═════ Kaynak metin ═════

Aşıp aşıp giden gençler bizimdir
Halk ozanı Dadaloğlu; 200 yıl öncesi Türkmen obasından adeta bugüne sesleniyor; “Kalktı göç eyledi Avşar elleri / Ağır ağır giden eller bizimdir.”
Bundan 60 yıl önce iş-aş bulamadığımızı davul zurnayla 'Alamanya’ya gönderiyorduk. Bugün geldiğimiz nokta, pazularımız yerine beyinlerimizi göndermek… Çünkü o beyinlerimize iş ve aş bulamıyoruz.
Genç beyinlerimiz gittikleri kentlerde örgütlenecek, dernekleşecek kadar çok sayıya ulaştı. Üniversitelerimizde yetiştirdiğimiz beyinlerimiz, başka coğrafyalara hizmet eder oldular.

═════ Sağlanan materyal ═════

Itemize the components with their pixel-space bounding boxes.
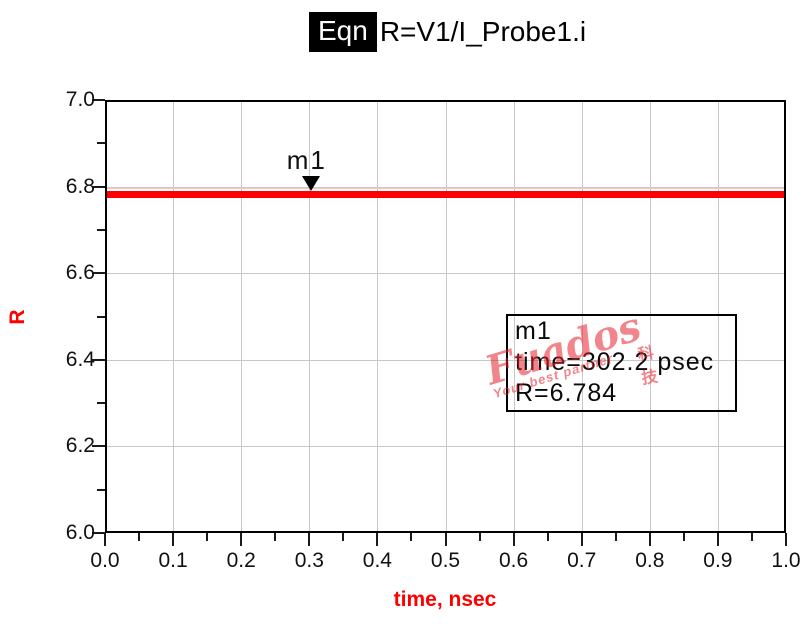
gridline-vertical xyxy=(513,102,515,531)
x-axis-tick xyxy=(376,533,379,546)
y-tick-label: 6.4 xyxy=(65,347,95,371)
plot-area: m1 m1 time=302.2 psec R=6.784 Fuados You… xyxy=(105,100,786,533)
equation-text[interactable]: R=V1/I_Probe1.i xyxy=(379,16,587,47)
gridline-horizontal xyxy=(107,186,784,188)
x-axis-tick xyxy=(512,533,515,546)
x-axis-title: time, nsec xyxy=(393,588,497,611)
gridline-vertical xyxy=(445,102,447,531)
gridline-vertical xyxy=(173,102,175,531)
equation-title: Eqn R=V1/I_Probe1.i xyxy=(309,12,586,52)
x-tick-label: 0.4 xyxy=(362,549,392,572)
y-tick-label: 7.0 xyxy=(65,88,95,111)
x-axis-minor-tick xyxy=(274,533,277,541)
x-axis-tick xyxy=(172,533,175,546)
x-tick-label: 0.0 xyxy=(90,549,120,572)
x-axis-minor-tick xyxy=(546,533,549,541)
x-axis-tick xyxy=(444,533,447,546)
x-axis-minor-tick xyxy=(206,533,209,541)
y-axis-title: R xyxy=(6,309,29,325)
x-axis-tick xyxy=(716,533,719,546)
y-axis-minor-tick xyxy=(97,228,105,231)
y-tick-label: 6.2 xyxy=(65,434,95,458)
x-tick-label: 0.7 xyxy=(567,549,597,572)
gridline-horizontal xyxy=(107,446,784,448)
gridline-horizontal xyxy=(107,273,784,275)
x-axis-tick xyxy=(104,533,106,546)
readout-marker-id: m1 xyxy=(515,317,552,345)
y-axis-tick xyxy=(92,358,105,361)
y-axis-minor-tick xyxy=(97,402,105,405)
x-axis-minor-tick xyxy=(410,533,413,541)
gridline-vertical xyxy=(241,102,243,531)
y-axis-tick xyxy=(92,99,105,101)
x-tick-label: 0.5 xyxy=(430,549,461,572)
x-axis-minor-tick xyxy=(342,533,345,541)
gridline-vertical xyxy=(717,102,719,531)
y-axis-minor-tick xyxy=(97,142,105,145)
x-axis-tick xyxy=(308,533,311,546)
y-axis-tick xyxy=(92,185,105,188)
x-axis-tick xyxy=(580,533,583,546)
x-axis-minor-tick xyxy=(682,533,685,541)
gridline-vertical xyxy=(309,102,311,531)
readout-r-value: R=6.784 xyxy=(515,379,618,407)
y-tick-label: 6.0 xyxy=(65,521,95,544)
eqn-badge[interactable]: Eqn xyxy=(309,12,377,52)
readout-time-value: time=302.2 psec xyxy=(515,348,715,376)
x-tick-label: 1.0 xyxy=(771,549,801,572)
series-trace-R[interactable] xyxy=(107,187,784,198)
x-axis-tick xyxy=(648,533,651,546)
y-tick-label: 6.8 xyxy=(65,174,95,198)
gridline-vertical xyxy=(649,102,651,531)
x-axis-minor-tick xyxy=(138,533,141,541)
x-tick-label: 0.2 xyxy=(226,549,256,572)
y-tick-label: 6.6 xyxy=(65,261,95,285)
x-tick-label: 0.3 xyxy=(294,549,324,572)
x-axis-tick xyxy=(240,533,243,546)
x-axis-minor-tick xyxy=(750,533,753,541)
x-axis-tick xyxy=(785,533,787,546)
x-tick-label: 0.9 xyxy=(703,549,733,572)
gridline-horizontal xyxy=(107,359,784,361)
y-axis-minor-tick xyxy=(97,488,105,491)
y-axis-tick xyxy=(92,532,105,534)
x-axis-minor-tick xyxy=(614,533,617,541)
y-axis-tick xyxy=(92,272,105,275)
x-tick-label: 0.6 xyxy=(498,549,529,572)
x-axis-minor-tick xyxy=(478,533,481,541)
x-tick-label: 0.8 xyxy=(635,549,665,572)
marker-m1-label[interactable]: m1 xyxy=(286,144,327,175)
marker-readout-box[interactable]: m1 time=302.2 psec R=6.784 xyxy=(506,314,737,412)
gridline-vertical xyxy=(581,102,583,531)
y-axis-tick xyxy=(92,445,105,448)
y-axis-minor-tick xyxy=(97,315,105,318)
gridline-vertical xyxy=(377,102,379,531)
x-tick-label: 0.1 xyxy=(158,549,188,572)
marker-m1-triangle-icon[interactable] xyxy=(301,175,320,191)
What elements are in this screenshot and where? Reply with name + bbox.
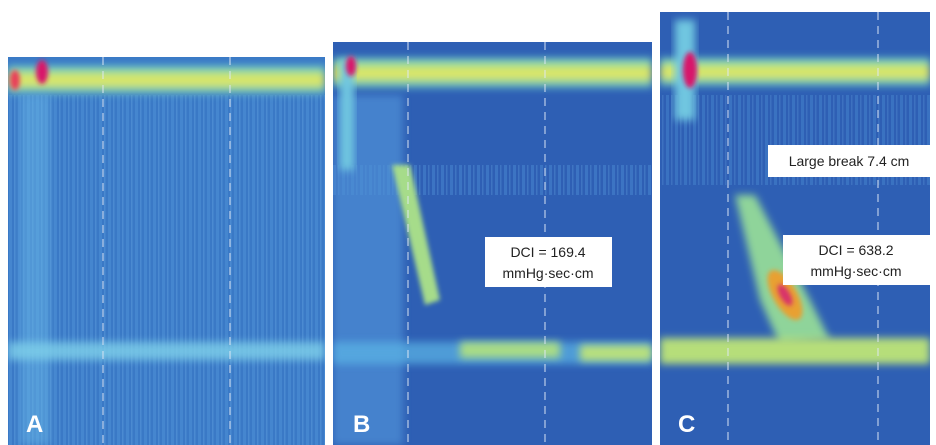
pressure-band <box>8 342 325 360</box>
annotation: Large break 7.4 cm <box>789 153 910 169</box>
streak <box>20 95 50 445</box>
panel-label: B <box>353 411 370 438</box>
pressure-band <box>660 338 930 364</box>
peak <box>346 56 356 76</box>
annotation-box <box>768 145 930 177</box>
annotation: mmHg·sec·cm <box>503 265 594 281</box>
annotation: mmHg·sec·cm <box>811 263 902 279</box>
panel-label: A <box>26 411 43 438</box>
panel-a <box>8 57 325 445</box>
pressure-band <box>460 342 560 358</box>
annotation: DCI = 638.2 <box>818 242 893 258</box>
texture <box>8 95 325 445</box>
peak <box>683 52 697 88</box>
peak <box>777 284 793 306</box>
pressure-band <box>580 345 652 361</box>
panel-label: C <box>678 411 695 438</box>
contraction <box>392 165 440 305</box>
pressure-band <box>333 58 652 88</box>
peak <box>36 60 48 84</box>
annotation-box <box>485 237 612 287</box>
panel-c <box>660 12 930 445</box>
contraction <box>735 195 830 345</box>
pressure-band <box>660 58 930 86</box>
peak <box>10 70 20 90</box>
pressure-band <box>8 66 325 94</box>
streak <box>340 60 354 170</box>
annotation: DCI = 169.4 <box>510 244 585 260</box>
annotation-box <box>783 235 930 285</box>
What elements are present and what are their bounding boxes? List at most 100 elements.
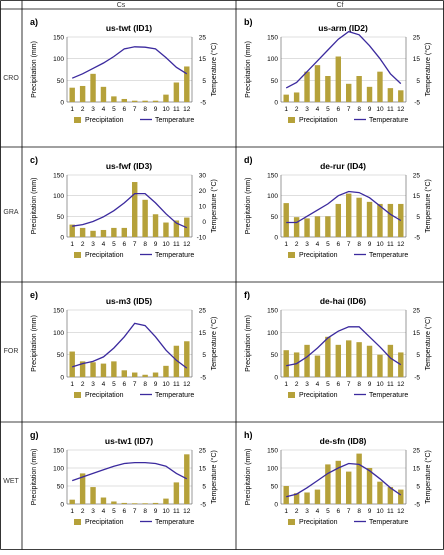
- precipitation-bar: [111, 227, 117, 237]
- precipitation-bar: [90, 362, 96, 377]
- x-tick-label: 3: [305, 241, 309, 248]
- y-tick-label: 100: [53, 466, 64, 473]
- x-tick-label: 11: [387, 106, 394, 113]
- y2-tick-label: 5: [416, 214, 420, 221]
- precipitation-bar: [184, 66, 190, 102]
- precipitation-bar: [304, 492, 310, 504]
- precipitation-bar: [283, 350, 289, 377]
- x-tick-label: 5: [112, 508, 116, 515]
- precipitation-bar: [121, 98, 127, 102]
- x-tick-label: 8: [357, 241, 361, 248]
- panel-letter: g): [30, 430, 39, 440]
- y-tick-label: 150: [53, 448, 64, 455]
- x-tick-label: 10: [376, 106, 384, 113]
- precipitation-bar: [387, 344, 394, 377]
- x-tick-label: 12: [183, 381, 191, 388]
- legend-precip-label: Precipitation: [85, 117, 124, 124]
- legend-precip-swatch: [74, 117, 81, 123]
- x-tick-label: 8: [357, 106, 361, 113]
- x-tick-label: 5: [112, 381, 116, 388]
- legend-temp-label: Temperature: [155, 392, 194, 399]
- precipitation-bar: [79, 473, 86, 504]
- precipitation-bar: [314, 65, 321, 102]
- x-tick-label: 8: [357, 508, 361, 515]
- chart-title: us-tw1 (ID7): [105, 436, 153, 446]
- y-tick-label: 150: [53, 35, 64, 42]
- precipitation-bar: [293, 217, 300, 237]
- precipitation-bar: [163, 94, 169, 102]
- panel-letter: b): [244, 17, 253, 27]
- legend-precip-label: Precipitation: [299, 392, 338, 399]
- precipitation-bar: [314, 489, 321, 504]
- x-tick-label: 6: [336, 381, 340, 388]
- temperature-line: [285, 30, 402, 89]
- y2-tick-label: -5: [414, 502, 420, 509]
- y-tick-label: 50: [271, 78, 279, 85]
- precipitation-bar: [121, 370, 127, 377]
- y-tick-label: 100: [267, 56, 278, 63]
- legend-precip-swatch: [74, 252, 81, 258]
- y-tick-label: 150: [267, 35, 278, 42]
- x-tick-label: 10: [162, 106, 170, 113]
- y-tick-label: 150: [267, 308, 278, 315]
- precipitation-bar: [69, 499, 75, 504]
- legend-precip-label: Precipitation: [85, 252, 124, 259]
- x-tick-label: 5: [326, 106, 330, 113]
- chart-panel-6: f)de-hai (ID6)050100150-551525Precipitat…: [244, 290, 432, 399]
- chart-title: de-sfn (ID8): [320, 436, 367, 446]
- x-tick-label: 3: [91, 106, 95, 113]
- x-tick-label: 12: [183, 241, 191, 248]
- y-tick-label: 50: [57, 214, 65, 221]
- x-tick-label: 1: [70, 106, 74, 113]
- precipitation-bar: [163, 222, 169, 237]
- x-tick-label: 10: [162, 508, 170, 515]
- y-tick-label: 50: [57, 352, 65, 359]
- precipitation-bar: [184, 454, 190, 504]
- precipitation-bar: [142, 100, 148, 102]
- x-tick-label: 3: [305, 508, 309, 515]
- precipitation-bar: [173, 482, 180, 504]
- y-tick-label: 150: [267, 173, 278, 180]
- x-tick-label: 9: [368, 241, 372, 248]
- panel-letter: h): [244, 430, 253, 440]
- precipitation-bar: [377, 481, 383, 504]
- x-tick-label: 1: [70, 241, 74, 248]
- y-tick-label: 50: [57, 78, 65, 85]
- row-header-for: FOR: [4, 348, 19, 355]
- y-tick-label: 50: [271, 352, 279, 359]
- x-tick-label: 6: [122, 241, 126, 248]
- precipitation-bar: [132, 503, 138, 504]
- x-tick-label: 9: [368, 381, 372, 388]
- legend-precip-label: Precipitation: [85, 392, 124, 399]
- y2-tick-label: -5: [414, 235, 420, 242]
- y-tick-label: 50: [57, 484, 65, 491]
- precipitation-bar: [173, 220, 180, 237]
- y-tick-label: 50: [271, 484, 279, 491]
- legend-precip-swatch: [288, 519, 295, 525]
- legend-temp-label: Temperature: [369, 519, 408, 526]
- x-tick-label: 9: [154, 508, 158, 515]
- chart-title: de-hai (ID6): [320, 296, 366, 306]
- x-tick-label: 1: [284, 381, 288, 388]
- panel-letter: f): [244, 290, 250, 300]
- x-tick-label: 5: [326, 508, 330, 515]
- x-tick-label: 2: [295, 241, 299, 248]
- y2-tick-label: 25: [413, 308, 421, 315]
- precipitation-bar: [366, 345, 373, 377]
- x-tick-label: 2: [81, 106, 85, 113]
- precipitation-bar: [142, 503, 148, 504]
- precipitation-bar: [111, 361, 117, 377]
- legend-temp-label: Temperature: [155, 252, 194, 259]
- y2-tick-label: 15: [413, 193, 421, 200]
- y2-axis-title: Temperature (°C): [210, 43, 218, 97]
- x-tick-label: 12: [397, 508, 405, 515]
- y-axis-title: Precipitation (mm): [31, 315, 38, 372]
- y-tick-label: 150: [53, 308, 64, 315]
- legend-precip-swatch: [288, 392, 295, 398]
- x-tick-label: 1: [284, 241, 288, 248]
- y2-axis-title: Temperature (°C): [210, 179, 218, 233]
- x-tick-label: 10: [376, 241, 384, 248]
- legend-temp-label: Temperature: [155, 519, 194, 526]
- y-tick-label: 0: [60, 502, 64, 509]
- legend-precip-swatch: [74, 392, 81, 398]
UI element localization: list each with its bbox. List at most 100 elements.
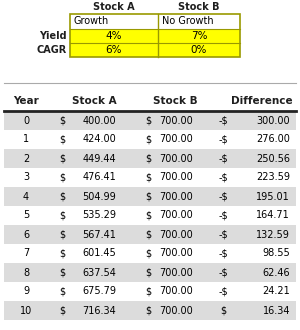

═════

Görev koşulları:
- a) Göç üzerine metinde zamanı bildiren ifadeleri metindeki sırasıyla yazın.
- b) Göç üzerine metinde "Bundan 60 yıl önce" diye başlayan paragrafı ana bilgilerini koruyarak daha kısa biçimde yeniden yazın.
Materyalin bu çalışmada hiçbir işlevi yok.

Beklenen yanıtlar:
- a) 200 yıl öncesi; bugüne; Bundan 60 yıl önce; Bugün

- b) 60 yıl önce iş bulamadığımız için insanlarımızı Almanya'ya gönderiyorduk. Bugün ise onlara iş bulamadığımızdan beyinlerimizi gönderiyoruz.